Pictures aside, quote the whole listing exactly.

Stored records
========================================
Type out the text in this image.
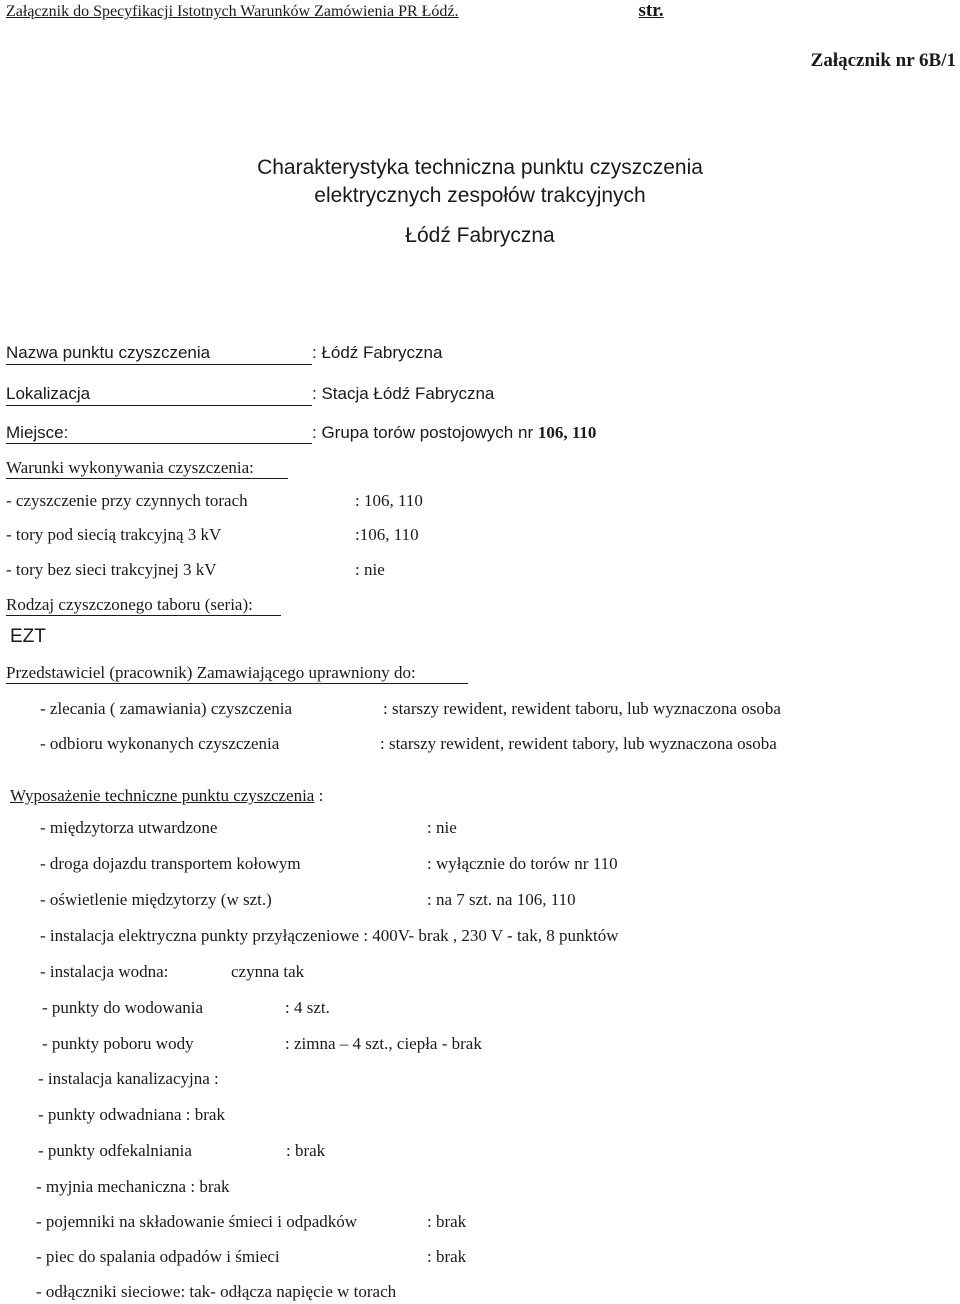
Załącznik do Specyfikacji Istotnych Warunków Zamówienia PR Łódź.	str.
Załącznik nr 6B/1
Charakterystyka techniczna punktu czyszczenia
elektrycznych zespołów trakcyjnych
Łódź Fabryczna
Nazwa punktu czyszczenia	: Łódź Fabryczna
Lokalizacja	: Stacja Łódź Fabryczna
Miejsce:	: Grupa torów postojowych nr 106, 110
Warunki wykonywania czyszczenia:
- czyszczenie przy czynnych torach	: 106, 110
- tory pod siecią trakcyjną 3 kV	:106, 110
- tory bez sieci trakcyjnej 3 kV	: nie
Rodzaj czyszczonego taboru (seria):
EZT
Przedstawiciel (pracownik) Zamawiającego uprawniony do:
- zlecania ( zamawiania) czyszczenia	: starszy rewident, rewident taboru, lub wyznaczona osoba
- odbioru wykonanych czyszczenia	: starszy rewident, rewident tabory, lub wyznaczona osoba
Wyposażenie techniczne punktu czyszczenia :
- międzytorza utwardzone	: nie
- droga dojazdu transportem kołowym	: wyłącznie do torów nr 110
- oświetlenie międzytorzy (w szt.)	: na 7 szt. na 106, 110
- instalacja elektryczna punkty przyłączeniowe : 400V- brak , 230 V - tak, 8 punktów
- instalacja wodna:	czynna tak
- punkty do wodowania	: 4 szt.
- punkty poboru wody	: zimna – 4 szt., ciepła - brak
- instalacja kanalizacyjna :
- punkty odwadniana : brak
- punkty odfekalniania	: brak
- myjnia mechaniczna : brak
- pojemniki na składowanie śmieci i odpadków	: brak
- piec do spalania odpadów i śmieci	: brak
- odłączniki sieciowe: tak- odłącza napięcie w torach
========================================
◆ RESULT FOR THIS EXERCISE ◆
Type out the text in this image.
Załącznik do Specyfikacji Istotnych Warunków Zamówienia PR Łódź.	str.
Załącznik nr 6B/1
Charakterystyka techniczna punktu czyszczenia
elektrycznych zespołów trakcyjnych
Łódź Fabryczna
Nazwa punktu czyszczenia	: Łódź Fabryczna
Lokalizacja	: Stacja Łódź Fabryczna
Miejsce:	: Grupa torów postojowych nr 106, 110
Warunki wykonywania czyszczenia:
- czyszczenie przy czynnych torach	: 106, 110
- tory pod siecią trakcyjną 3 kV	:106, 110
- tory bez sieci trakcyjnej 3 kV	: nie
Rodzaj czyszczonego taboru (seria):
EZT
Przedstawiciel (pracownik) Zamawiającego uprawniony do:
- zlecania ( zamawiania) czyszczenia	: starszy rewident, rewident taboru, lub wyznaczona osoba
- odbioru wykonanych czyszczenia	: starszy rewident, rewident tabory, lub wyznaczona osoba
Wyposażenie techniczne punktu czyszczenia :
- międzytorza utwardzone	: nie
- droga dojazdu transportem kołowym	: wyłącznie do torów nr 110
- oświetlenie międzytorzy (w szt.)	: na 7 szt. na 106, 110
- instalacja elektryczna punkty przyłączeniowe : 400V- brak , 230 V - tak, 8 punktów
- instalacja wodna:	czynna tak
- punkty do wodowania	: 4 szt.
- punkty poboru wody	: zimna – 4 szt., ciepła - brak
- instalacja kanalizacyjna :
- punkty odwadniana : brak
- punkty odfekalniania	: brak
- myjnia mechaniczna : brak
- pojemniki na składowanie śmieci i odpadków	: brak
- piec do spalania odpadów i śmieci	: brak
- odłączniki sieciowe: tak- odłącza napięcie w torach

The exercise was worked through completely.